→ **TO BE DONE**:
Quote the whole listing word for word, please.

→ **EXTRACTED ENTRIES**:
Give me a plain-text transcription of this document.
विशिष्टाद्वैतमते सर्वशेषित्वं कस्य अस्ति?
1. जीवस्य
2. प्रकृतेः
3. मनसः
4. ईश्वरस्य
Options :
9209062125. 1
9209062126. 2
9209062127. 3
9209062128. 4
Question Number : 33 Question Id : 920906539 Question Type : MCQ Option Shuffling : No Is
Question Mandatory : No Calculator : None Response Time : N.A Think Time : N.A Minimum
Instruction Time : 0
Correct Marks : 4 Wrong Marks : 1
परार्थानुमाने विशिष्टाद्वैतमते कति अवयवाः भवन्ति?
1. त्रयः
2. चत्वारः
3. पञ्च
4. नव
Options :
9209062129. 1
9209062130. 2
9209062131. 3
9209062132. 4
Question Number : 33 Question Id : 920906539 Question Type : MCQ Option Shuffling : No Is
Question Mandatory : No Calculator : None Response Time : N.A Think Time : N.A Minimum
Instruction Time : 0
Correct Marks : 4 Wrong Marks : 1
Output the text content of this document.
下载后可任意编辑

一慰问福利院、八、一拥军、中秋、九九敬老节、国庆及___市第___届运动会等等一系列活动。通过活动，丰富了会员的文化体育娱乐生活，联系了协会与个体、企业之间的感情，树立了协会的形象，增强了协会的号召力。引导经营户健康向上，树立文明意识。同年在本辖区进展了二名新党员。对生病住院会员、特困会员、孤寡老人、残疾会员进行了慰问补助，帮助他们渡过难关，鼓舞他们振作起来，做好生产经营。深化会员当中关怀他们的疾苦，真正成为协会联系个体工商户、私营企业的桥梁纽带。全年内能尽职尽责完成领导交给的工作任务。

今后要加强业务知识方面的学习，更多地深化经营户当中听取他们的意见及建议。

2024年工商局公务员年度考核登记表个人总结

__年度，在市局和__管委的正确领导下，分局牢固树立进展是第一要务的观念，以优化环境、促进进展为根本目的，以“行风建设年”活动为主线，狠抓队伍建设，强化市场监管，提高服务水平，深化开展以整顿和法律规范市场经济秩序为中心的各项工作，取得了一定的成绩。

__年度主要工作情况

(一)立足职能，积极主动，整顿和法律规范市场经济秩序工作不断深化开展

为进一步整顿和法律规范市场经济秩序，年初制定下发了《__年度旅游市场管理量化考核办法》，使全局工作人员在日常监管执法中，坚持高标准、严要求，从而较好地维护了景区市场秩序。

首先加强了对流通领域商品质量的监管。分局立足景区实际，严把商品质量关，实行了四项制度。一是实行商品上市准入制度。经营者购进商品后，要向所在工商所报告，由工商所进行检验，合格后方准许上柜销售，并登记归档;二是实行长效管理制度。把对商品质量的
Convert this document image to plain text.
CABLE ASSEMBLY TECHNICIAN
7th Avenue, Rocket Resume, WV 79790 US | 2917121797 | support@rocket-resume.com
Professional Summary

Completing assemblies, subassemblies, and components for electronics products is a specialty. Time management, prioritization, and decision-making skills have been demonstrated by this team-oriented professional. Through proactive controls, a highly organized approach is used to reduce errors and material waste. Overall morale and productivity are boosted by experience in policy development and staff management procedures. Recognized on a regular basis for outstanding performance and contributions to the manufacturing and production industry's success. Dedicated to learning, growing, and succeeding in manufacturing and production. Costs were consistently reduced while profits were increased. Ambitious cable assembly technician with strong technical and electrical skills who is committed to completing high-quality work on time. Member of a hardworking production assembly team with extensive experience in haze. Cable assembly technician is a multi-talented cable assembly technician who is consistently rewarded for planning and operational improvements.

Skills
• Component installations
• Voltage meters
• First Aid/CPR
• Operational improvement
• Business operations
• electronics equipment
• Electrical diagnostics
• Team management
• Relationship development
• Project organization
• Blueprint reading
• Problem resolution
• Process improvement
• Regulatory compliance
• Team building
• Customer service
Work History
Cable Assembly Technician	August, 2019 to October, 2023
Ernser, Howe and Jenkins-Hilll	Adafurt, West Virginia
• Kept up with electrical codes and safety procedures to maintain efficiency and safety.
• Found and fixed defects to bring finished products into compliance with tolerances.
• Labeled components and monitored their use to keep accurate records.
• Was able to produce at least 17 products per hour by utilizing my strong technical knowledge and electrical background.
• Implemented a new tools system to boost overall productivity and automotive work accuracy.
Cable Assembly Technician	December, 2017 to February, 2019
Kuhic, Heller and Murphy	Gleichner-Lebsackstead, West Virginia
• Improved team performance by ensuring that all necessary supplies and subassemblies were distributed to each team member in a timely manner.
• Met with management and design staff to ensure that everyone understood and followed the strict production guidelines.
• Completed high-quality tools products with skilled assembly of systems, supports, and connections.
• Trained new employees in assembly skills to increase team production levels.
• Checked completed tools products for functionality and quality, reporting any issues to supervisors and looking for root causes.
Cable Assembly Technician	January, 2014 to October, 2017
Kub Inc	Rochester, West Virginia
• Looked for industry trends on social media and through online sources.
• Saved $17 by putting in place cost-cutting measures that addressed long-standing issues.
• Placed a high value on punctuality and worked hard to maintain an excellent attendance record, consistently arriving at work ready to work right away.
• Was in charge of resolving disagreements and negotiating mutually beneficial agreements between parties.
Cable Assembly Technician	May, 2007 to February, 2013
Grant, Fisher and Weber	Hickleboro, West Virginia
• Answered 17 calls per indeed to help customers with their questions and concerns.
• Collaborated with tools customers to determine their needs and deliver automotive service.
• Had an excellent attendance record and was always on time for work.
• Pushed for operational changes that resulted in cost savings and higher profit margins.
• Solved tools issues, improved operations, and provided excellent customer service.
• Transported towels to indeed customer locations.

→ **THE SOLUTION**:
Give me a plain-text transcription of this document.
विशिष्टाद्वैतमते सर्वशेषित्वं कस्य अस्ति?
1. जीवस्य
2. प्रकृतेः
3. मनसः
4. ईश्वरस्य
Options :
9209062125. 1
9209062126. 2
9209062127. 3
9209062128. 4
Question Number : 33 Question Id : 920906539 Question Type : MCQ Option Shuffling : No Is
Question Mandatory : No Calculator : None Response Time : N.A Think Time : N.A Minimum
Instruction Time : 0
Correct Marks : 4 Wrong Marks : 1
परार्थानुमाने विशिष्टाद्वैतमते कति अवयवाः भवन्ति?
1. त्रयः
2. चत्वारः
3. पञ्च
4. नव
Options :
9209062129. 1
9209062130. 2
9209062131. 3
9209062132. 4
Question Number : 33 Question Id : 920906539 Question Type : MCQ Option Shuffling : No Is
Question Mandatory : No Calculator : None Response Time : N.A Think Time : N.A Minimum
Instruction Time : 0
Correct Marks : 4 Wrong Marks : 1
Output the text content of this document.
下载后可任意编辑

一慰问福利院、八、一拥军、中秋、九九敬老节、国庆及___市第___届运动会等等一系列活动。通过活动，丰富了会员的文化体育娱乐生活，联系了协会与个体、企业之间的感情，树立了协会的形象，增强了协会的号召力。引导经营户健康向上，树立文明意识。同年在本辖区进展了二名新党员。对生病住院会员、特困会员、孤寡老人、残疾会员进行了慰问补助，帮助他们渡过难关，鼓舞他们振作起来，做好生产经营。深化会员当中关怀他们的疾苦，真正成为协会联系个体工商户、私营企业的桥梁纽带。全年内能尽职尽责完成领导交给的工作任务。

今后要加强业务知识方面的学习，更多地深化经营户当中听取他们的意见及建议。

2024年工商局公务员年度考核登记表个人总结

__年度，在市局和__管委的正确领导下，分局牢固树立进展是第一要务的观念，以优化环境、促进进展为根本目的，以“行风建设年”活动为主线，狠抓队伍建设，强化市场监管，提高服务水平，深化开展以整顿和法律规范市场经济秩序为中心的各项工作，取得了一定的成绩。

__年度主要工作情况

(一)立足职能，积极主动，整顿和法律规范市场经济秩序工作不断深化开展

为进一步整顿和法律规范市场经济秩序，年初制定下发了《__年度旅游市场管理量化考核办法》，使全局工作人员在日常监管执法中，坚持高标准、严要求，从而较好地维护了景区市场秩序。

首先加强了对流通领域商品质量的监管。分局立足景区实际，严把商品质量关，实行了四项制度。一是实行商品上市准入制度。经营者购进商品后，要向所在工商所报告，由工商所进行检验，合格后方准许上柜销售，并登记归档;二是实行长效管理制度。把对商品质量的
Convert this document image to plain text.
CABLE ASSEMBLY TECHNICIAN
7th Avenue, Rocket Resume, WV 79790 US | 2917121797 | support@rocket-resume.com
Professional Summary

Completing assemblies, subassemblies, and components for electronics products is a specialty. Time management, prioritization, and decision-making skills have been demonstrated by this team-oriented professional. Through proactive controls, a highly organized approach is used to reduce errors and material waste. Overall morale and productivity are boosted by experience in policy development and staff management procedures. Recognized on a regular basis for outstanding performance and contributions to the manufacturing and production industry's success. Dedicated to learning, growing, and succeeding in manufacturing and production. Costs were consistently reduced while profits were increased. Ambitious cable assembly technician with strong technical and electrical skills who is committed to completing high-quality work on time. Member of a hardworking production assembly team with extensive experience in haze. Cable assembly technician is a multi-talented cable assembly technician who is consistently rewarded for planning and operational improvements.

Skills
• Component installations
• Voltage meters
• First Aid/CPR
• Operational improvement
• Business operations
• electronics equipment
• Electrical diagnostics
• Team management
• Relationship development
• Project organization
• Blueprint reading
• Problem resolution
• Process improvement
• Regulatory compliance
• Team building
• Customer service
Work History
Cable Assembly Technician	August, 2019 to October, 2023
Ernser, Howe and Jenkins-Hilll	Adafurt, West Virginia
• Kept up with electrical codes and safety procedures to maintain efficiency and safety.
• Found and fixed defects to bring finished products into compliance with tolerances.
• Labeled components and monitored their use to keep accurate records.
• Was able to produce at least 17 products per hour by utilizing my strong technical knowledge and electrical background.
• Implemented a new tools system to boost overall productivity and automotive work accuracy.
Cable Assembly Technician	December, 2017 to February, 2019
Kuhic, Heller and Murphy	Gleichner-Lebsackstead, West Virginia
• Improved team performance by ensuring that all necessary supplies and subassemblies were distributed to each team member in a timely manner.
• Met with management and design staff to ensure that everyone understood and followed the strict production guidelines.
• Completed high-quality tools products with skilled assembly of systems, supports, and connections.
• Trained new employees in assembly skills to increase team production levels.
• Checked completed tools products for functionality and quality, reporting any issues to supervisors and looking for root causes.
Cable Assembly Technician	January, 2014 to October, 2017
Kub Inc	Rochester, West Virginia
• Looked for industry trends on social media and through online sources.
• Saved $17 by putting in place cost-cutting measures that addressed long-standing issues.
• Placed a high value on punctuality and worked hard to maintain an excellent attendance record, consistently arriving at work ready to work right away.
• Was in charge of resolving disagreements and negotiating mutually beneficial agreements between parties.
Cable Assembly Technician	May, 2007 to February, 2013
Grant, Fisher and Weber	Hickleboro, West Virginia
• Answered 17 calls per indeed to help customers with their questions and concerns.
• Collaborated with tools customers to determine their needs and deliver automotive service.
• Had an excellent attendance record and was always on time for work.
• Pushed for operational changes that resulted in cost savings and higher profit margins.
• Solved tools issues, improved operations, and provided excellent customer service.
• Transported towels to indeed customer locations.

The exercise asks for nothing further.